- Set problem: Reproduce the records below, substituting "Load preset" for every occurrence of "Apply preset" and leaving all other text unchanged.

- Data lines:
☆ ☆ ☆ ☆ ☆

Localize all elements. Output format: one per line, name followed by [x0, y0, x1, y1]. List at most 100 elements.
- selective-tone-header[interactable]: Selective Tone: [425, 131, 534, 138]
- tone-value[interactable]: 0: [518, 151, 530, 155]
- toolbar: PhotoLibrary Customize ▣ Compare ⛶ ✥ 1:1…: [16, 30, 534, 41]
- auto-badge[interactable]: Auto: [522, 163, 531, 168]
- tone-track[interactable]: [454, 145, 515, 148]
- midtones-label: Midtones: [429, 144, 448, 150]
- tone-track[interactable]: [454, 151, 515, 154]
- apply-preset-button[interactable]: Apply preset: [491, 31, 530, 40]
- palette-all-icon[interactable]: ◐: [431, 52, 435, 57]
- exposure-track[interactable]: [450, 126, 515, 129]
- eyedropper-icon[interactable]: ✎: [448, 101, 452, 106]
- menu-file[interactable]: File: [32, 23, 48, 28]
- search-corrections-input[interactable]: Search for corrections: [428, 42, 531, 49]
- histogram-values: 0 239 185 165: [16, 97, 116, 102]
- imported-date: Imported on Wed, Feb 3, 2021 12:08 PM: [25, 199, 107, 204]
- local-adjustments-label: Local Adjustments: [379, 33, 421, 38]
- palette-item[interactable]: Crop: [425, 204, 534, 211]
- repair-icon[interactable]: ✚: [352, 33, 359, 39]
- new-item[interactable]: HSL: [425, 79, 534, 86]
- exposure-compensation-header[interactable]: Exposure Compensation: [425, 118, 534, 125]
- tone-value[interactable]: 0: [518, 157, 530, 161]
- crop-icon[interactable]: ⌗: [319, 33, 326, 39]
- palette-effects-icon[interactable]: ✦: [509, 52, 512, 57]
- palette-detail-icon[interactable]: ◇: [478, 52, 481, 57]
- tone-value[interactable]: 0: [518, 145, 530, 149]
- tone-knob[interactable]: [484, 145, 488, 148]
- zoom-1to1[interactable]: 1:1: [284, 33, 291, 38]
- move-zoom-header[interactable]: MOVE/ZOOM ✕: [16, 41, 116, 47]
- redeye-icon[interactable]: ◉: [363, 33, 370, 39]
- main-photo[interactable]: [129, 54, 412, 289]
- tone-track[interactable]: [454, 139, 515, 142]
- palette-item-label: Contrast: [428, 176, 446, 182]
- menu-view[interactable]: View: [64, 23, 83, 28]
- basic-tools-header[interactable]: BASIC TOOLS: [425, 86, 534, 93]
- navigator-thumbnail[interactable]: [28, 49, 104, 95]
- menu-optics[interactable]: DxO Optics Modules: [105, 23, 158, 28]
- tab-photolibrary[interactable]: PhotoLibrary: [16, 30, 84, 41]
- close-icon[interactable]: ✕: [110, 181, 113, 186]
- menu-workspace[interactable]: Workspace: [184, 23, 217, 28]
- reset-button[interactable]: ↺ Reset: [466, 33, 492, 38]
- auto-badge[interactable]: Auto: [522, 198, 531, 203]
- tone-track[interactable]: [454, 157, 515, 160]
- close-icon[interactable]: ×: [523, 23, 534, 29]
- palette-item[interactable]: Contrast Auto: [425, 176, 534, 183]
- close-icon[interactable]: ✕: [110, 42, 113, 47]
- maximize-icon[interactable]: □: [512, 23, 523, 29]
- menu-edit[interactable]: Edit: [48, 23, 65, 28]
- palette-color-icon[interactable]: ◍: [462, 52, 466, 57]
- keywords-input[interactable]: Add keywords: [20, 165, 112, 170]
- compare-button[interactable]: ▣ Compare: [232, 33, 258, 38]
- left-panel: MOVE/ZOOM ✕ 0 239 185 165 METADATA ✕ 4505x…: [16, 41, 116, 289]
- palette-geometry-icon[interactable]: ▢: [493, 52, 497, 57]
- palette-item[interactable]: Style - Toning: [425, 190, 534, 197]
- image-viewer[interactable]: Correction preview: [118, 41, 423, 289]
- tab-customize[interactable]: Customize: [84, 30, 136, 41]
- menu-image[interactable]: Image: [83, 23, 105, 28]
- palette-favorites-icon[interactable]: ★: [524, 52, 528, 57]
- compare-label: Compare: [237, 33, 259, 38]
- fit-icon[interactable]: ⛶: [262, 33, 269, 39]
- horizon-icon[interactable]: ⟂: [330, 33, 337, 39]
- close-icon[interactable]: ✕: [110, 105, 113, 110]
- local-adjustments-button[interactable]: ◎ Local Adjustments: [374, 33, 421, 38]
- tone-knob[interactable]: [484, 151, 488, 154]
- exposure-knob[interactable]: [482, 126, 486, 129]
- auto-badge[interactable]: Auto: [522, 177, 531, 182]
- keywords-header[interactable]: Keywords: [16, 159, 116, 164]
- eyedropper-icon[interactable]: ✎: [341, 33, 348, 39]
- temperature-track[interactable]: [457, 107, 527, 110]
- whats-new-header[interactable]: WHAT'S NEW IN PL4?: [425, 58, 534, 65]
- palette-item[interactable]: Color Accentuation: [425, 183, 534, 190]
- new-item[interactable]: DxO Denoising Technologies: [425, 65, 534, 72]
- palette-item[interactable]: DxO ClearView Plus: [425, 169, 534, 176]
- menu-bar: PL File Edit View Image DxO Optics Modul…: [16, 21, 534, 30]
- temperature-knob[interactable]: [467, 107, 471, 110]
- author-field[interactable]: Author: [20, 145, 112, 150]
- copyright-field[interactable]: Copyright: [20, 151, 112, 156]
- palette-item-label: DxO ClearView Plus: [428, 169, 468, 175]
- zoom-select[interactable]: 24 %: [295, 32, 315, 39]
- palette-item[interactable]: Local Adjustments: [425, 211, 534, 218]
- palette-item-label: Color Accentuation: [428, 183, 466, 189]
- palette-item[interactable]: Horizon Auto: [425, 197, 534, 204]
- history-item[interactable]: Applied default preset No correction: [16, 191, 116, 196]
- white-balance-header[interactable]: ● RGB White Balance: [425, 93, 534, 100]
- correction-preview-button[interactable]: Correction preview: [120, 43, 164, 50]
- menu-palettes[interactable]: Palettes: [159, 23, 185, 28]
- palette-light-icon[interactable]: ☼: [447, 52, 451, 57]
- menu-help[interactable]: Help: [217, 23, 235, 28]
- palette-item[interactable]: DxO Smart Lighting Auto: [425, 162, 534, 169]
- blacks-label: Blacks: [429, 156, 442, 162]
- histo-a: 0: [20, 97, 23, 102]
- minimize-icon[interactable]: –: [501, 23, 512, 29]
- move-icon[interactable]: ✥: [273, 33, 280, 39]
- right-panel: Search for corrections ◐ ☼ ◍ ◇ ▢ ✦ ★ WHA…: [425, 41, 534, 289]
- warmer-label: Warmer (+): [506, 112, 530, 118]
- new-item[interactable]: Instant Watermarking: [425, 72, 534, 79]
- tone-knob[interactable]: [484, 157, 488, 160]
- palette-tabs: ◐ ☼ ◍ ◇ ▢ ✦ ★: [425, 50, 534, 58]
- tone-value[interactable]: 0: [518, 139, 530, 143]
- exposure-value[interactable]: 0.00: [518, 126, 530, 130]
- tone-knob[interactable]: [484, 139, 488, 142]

☆ ☆ ☆ ☆ ☆

- Correct result:
Localize all elements. Output format: one per line, name followed by [x0, y0, x1, y1]. List at most 100 elements.
- selective-tone-header[interactable]: Selective Tone: [425, 131, 534, 138]
- tone-value[interactable]: 0: [518, 151, 530, 155]
- toolbar: PhotoLibrary Customize ▣ Compare ⛶ ✥ 1:1…: [16, 30, 534, 41]
- auto-badge[interactable]: Auto: [522, 163, 531, 168]
- tone-track[interactable]: [454, 145, 515, 148]
- midtones-label: Midtones: [429, 144, 448, 150]
- tone-track[interactable]: [454, 151, 515, 154]
- apply-preset-button[interactable]: Load preset: [491, 31, 530, 40]
- palette-all-icon[interactable]: ◐: [431, 52, 435, 57]
- exposure-track[interactable]: [450, 126, 515, 129]
- eyedropper-icon[interactable]: ✎: [448, 101, 452, 106]
- menu-file[interactable]: File: [32, 23, 48, 28]
- search-corrections-input[interactable]: Search for corrections: [428, 42, 531, 49]
- histogram-values: 0 239 185 165: [16, 97, 116, 102]
- imported-date: Imported on Wed, Feb 3, 2021 12:08 PM: [25, 199, 107, 204]
- local-adjustments-label: Local Adjustments: [379, 33, 421, 38]
- palette-item[interactable]: Crop: [425, 204, 534, 211]
- repair-icon[interactable]: ✚: [352, 33, 359, 39]
- new-item[interactable]: HSL: [425, 79, 534, 86]
- exposure-compensation-header[interactable]: Exposure Compensation: [425, 118, 534, 125]
- tone-value[interactable]: 0: [518, 157, 530, 161]
- crop-icon[interactable]: ⌗: [319, 33, 326, 39]
- palette-effects-icon[interactable]: ✦: [509, 52, 512, 57]
- palette-detail-icon[interactable]: ◇: [478, 52, 481, 57]
- tone-value[interactable]: 0: [518, 145, 530, 149]
- tone-knob[interactable]: [484, 145, 488, 148]
- zoom-1to1[interactable]: 1:1: [284, 33, 291, 38]
- move-zoom-header[interactable]: MOVE/ZOOM ✕: [16, 41, 116, 47]
- redeye-icon[interactable]: ◉: [363, 33, 370, 39]
- main-photo[interactable]: [129, 54, 412, 289]
- tone-track[interactable]: [454, 139, 515, 142]
- palette-item-label: Contrast: [428, 176, 446, 182]
- menu-view[interactable]: View: [64, 23, 83, 28]
- basic-tools-header[interactable]: BASIC TOOLS: [425, 86, 534, 93]
- navigator-thumbnail[interactable]: [28, 49, 104, 95]
- menu-optics[interactable]: DxO Optics Modules: [105, 23, 158, 28]
- tab-photolibrary[interactable]: PhotoLibrary: [16, 30, 84, 41]
- close-icon[interactable]: ✕: [110, 181, 113, 186]
- menu-workspace[interactable]: Workspace: [184, 23, 217, 28]
- reset-button[interactable]: ↺ Reset: [466, 33, 492, 38]
- auto-badge[interactable]: Auto: [522, 198, 531, 203]
- tone-track[interactable]: [454, 157, 515, 160]
- close-icon[interactable]: ×: [523, 23, 534, 29]
- palette-item[interactable]: Contrast Auto: [425, 176, 534, 183]
- close-icon[interactable]: ✕: [110, 42, 113, 47]
- maximize-icon[interactable]: □: [512, 23, 523, 29]
- menu-edit[interactable]: Edit: [48, 23, 65, 28]
- palette-color-icon[interactable]: ◍: [462, 52, 466, 57]
- keywords-input[interactable]: Add keywords: [20, 165, 112, 170]
- compare-button[interactable]: ▣ Compare: [232, 33, 258, 38]
- left-panel: MOVE/ZOOM ✕ 0 239 185 165 METADATA ✕ 4505x…: [16, 41, 116, 289]
- palette-geometry-icon[interactable]: ▢: [493, 52, 497, 57]
- palette-item[interactable]: Style - Toning: [425, 190, 534, 197]
- image-viewer[interactable]: Correction preview: [118, 41, 423, 289]
- tab-customize[interactable]: Customize: [84, 30, 136, 41]
- menu-image[interactable]: Image: [83, 23, 105, 28]
- palette-favorites-icon[interactable]: ★: [524, 52, 528, 57]
- compare-label: Compare: [237, 33, 259, 38]
- fit-icon[interactable]: ⛶: [262, 33, 269, 39]
- horizon-icon[interactable]: ⟂: [330, 33, 337, 39]
- close-icon[interactable]: ✕: [110, 105, 113, 110]
- local-adjustments-button[interactable]: ◎ Local Adjustments: [374, 33, 421, 38]
- tone-knob[interactable]: [484, 151, 488, 154]
- exposure-knob[interactable]: [482, 126, 486, 129]
- auto-badge[interactable]: Auto: [522, 177, 531, 182]
- keywords-header[interactable]: Keywords: [16, 159, 116, 164]
- eyedropper-icon[interactable]: ✎: [341, 33, 348, 39]
- temperature-track[interactable]: [457, 107, 527, 110]
- whats-new-header[interactable]: WHAT'S NEW IN PL4?: [425, 58, 534, 65]
- palette-item[interactable]: Color Accentuation: [425, 183, 534, 190]
- new-item[interactable]: DxO Denoising Technologies: [425, 65, 534, 72]
- palette-item[interactable]: DxO ClearView Plus: [425, 169, 534, 176]
- menu-bar: PL File Edit View Image DxO Optics Modul…: [16, 21, 534, 30]
- temperature-knob[interactable]: [467, 107, 471, 110]
- author-field[interactable]: Author: [20, 145, 112, 150]
- copyright-field[interactable]: Copyright: [20, 151, 112, 156]
- palette-item-label: DxO ClearView Plus: [428, 169, 468, 175]
- zoom-select[interactable]: 24 %: [295, 32, 315, 39]
- palette-item[interactable]: Local Adjustments: [425, 211, 534, 218]
- palette-item-label: Color Accentuation: [428, 183, 466, 189]
- palette-item[interactable]: Horizon Auto: [425, 197, 534, 204]
- history-item[interactable]: Applied default preset No correction: [16, 191, 116, 196]
- white-balance-header[interactable]: ● RGB White Balance: [425, 93, 534, 100]
- correction-preview-button[interactable]: Correction preview: [120, 43, 164, 50]
- menu-palettes[interactable]: Palettes: [159, 23, 185, 28]
- palette-light-icon[interactable]: ☼: [447, 52, 451, 57]
- menu-help[interactable]: Help: [217, 23, 235, 28]
- palette-item[interactable]: DxO Smart Lighting Auto: [425, 162, 534, 169]
- blacks-label: Blacks: [429, 156, 442, 162]
- histo-a: 0: [20, 97, 23, 102]
- minimize-icon[interactable]: –: [501, 23, 512, 29]
- move-icon[interactable]: ✥: [273, 33, 280, 39]
- right-panel: Search for corrections ◐ ☼ ◍ ◇ ▢ ✦ ★ WHA…: [425, 41, 534, 289]
- warmer-label: Warmer (+): [506, 112, 530, 118]
- new-item[interactable]: Instant Watermarking: [425, 72, 534, 79]
- tone-knob[interactable]: [484, 157, 488, 160]
- palette-tabs: ◐ ☼ ◍ ◇ ▢ ✦ ★: [425, 50, 534, 58]
- tone-value[interactable]: 0: [518, 139, 530, 143]
- exposure-value[interactable]: 0.00: [518, 126, 530, 130]
- tone-knob[interactable]: [484, 139, 488, 142]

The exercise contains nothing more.